OBJECTIVE >> Out of all the lines below, count those with the word "color". Give the number only.

[Figure collection entries]
--- Begin ---

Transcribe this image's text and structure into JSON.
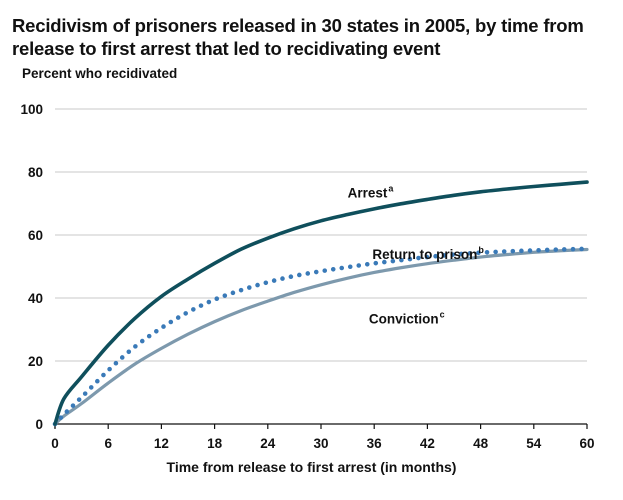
{
  "chart_data": {
    "type": "line",
    "title_lines": [
      "Recidivism of prisoners released in 30 states in 2005, by time from",
      "release to first arrest that led to recidivating event"
    ],
    "ylabel": "Percent who recidivated",
    "xlabel": "Time from release to first arrest (in months)",
    "xlim": [
      0,
      60
    ],
    "ylim": [
      0,
      100
    ],
    "x_ticks": [
      0,
      6,
      12,
      18,
      24,
      30,
      36,
      42,
      48,
      54,
      60
    ],
    "y_ticks": [
      0,
      20,
      40,
      60,
      80,
      100
    ],
    "grid": "horizontal",
    "series": [
      {
        "name": "Arrest",
        "superscript": "a",
        "style": "solid",
        "color": "#0f4f5c",
        "label_at": [
          33,
          73.5
        ],
        "x": [
          0,
          1,
          3,
          6,
          9,
          12,
          15,
          18,
          21,
          24,
          27,
          30,
          33,
          36,
          39,
          42,
          45,
          48,
          51,
          54,
          57,
          60
        ],
        "values": [
          0,
          8,
          15,
          25,
          33.5,
          40.5,
          46,
          51,
          55.5,
          59,
          62,
          64.5,
          66.5,
          68.3,
          69.9,
          71.3,
          72.6,
          73.7,
          74.6,
          75.4,
          76.1,
          76.8
        ]
      },
      {
        "name": "Return to prison",
        "superscript": "b",
        "style": "dotted",
        "color": "#3a7ab8",
        "label_at": [
          35.8,
          54
        ],
        "x": [
          0,
          1,
          3,
          6,
          9,
          12,
          15,
          18,
          21,
          24,
          27,
          30,
          33,
          36,
          39,
          42,
          45,
          48,
          51,
          54,
          57,
          60
        ],
        "values": [
          0,
          3,
          8.5,
          17,
          24.5,
          30.5,
          35.5,
          39.5,
          42.5,
          45,
          47,
          48.5,
          49.8,
          51,
          52,
          53,
          53.8,
          54.4,
          54.8,
          55.1,
          55.4,
          55.6
        ]
      },
      {
        "name": "Conviction",
        "superscript": "c",
        "style": "solid",
        "color": "#7d99ad",
        "label_at": [
          35.4,
          33.5
        ],
        "x": [
          0,
          1,
          3,
          6,
          9,
          12,
          15,
          18,
          21,
          24,
          27,
          30,
          33,
          36,
          39,
          42,
          45,
          48,
          51,
          54,
          57,
          60
        ],
        "values": [
          0,
          2.5,
          6.5,
          13,
          19,
          24,
          28.5,
          32.5,
          36,
          39,
          41.8,
          44.2,
          46.3,
          48.1,
          49.6,
          50.9,
          52,
          53,
          53.8,
          54.5,
          55,
          55.4
        ]
      }
    ]
  }
}
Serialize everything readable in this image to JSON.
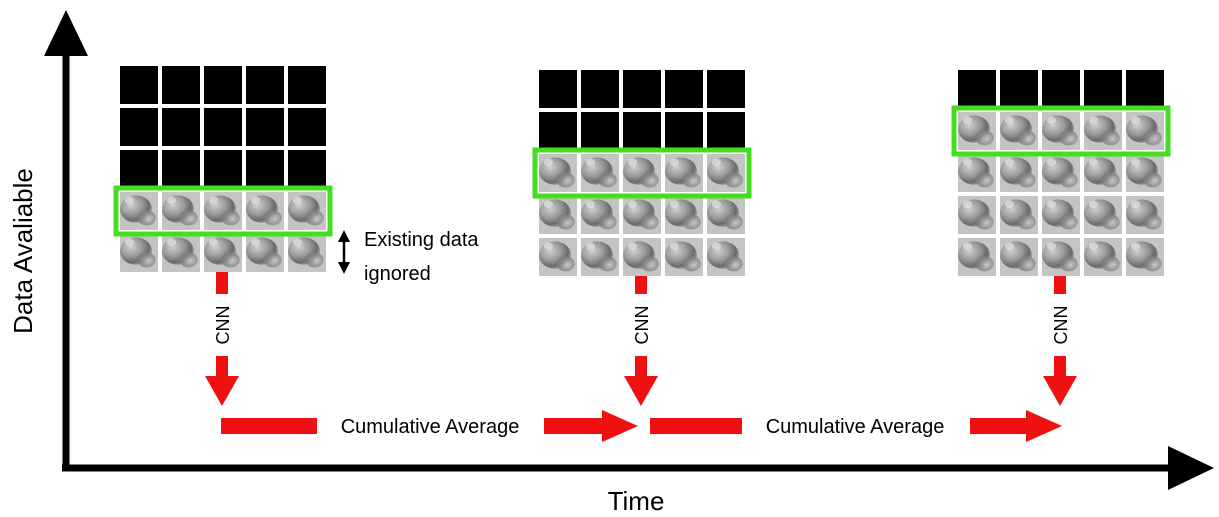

--- End ---

SOLUTION >> 3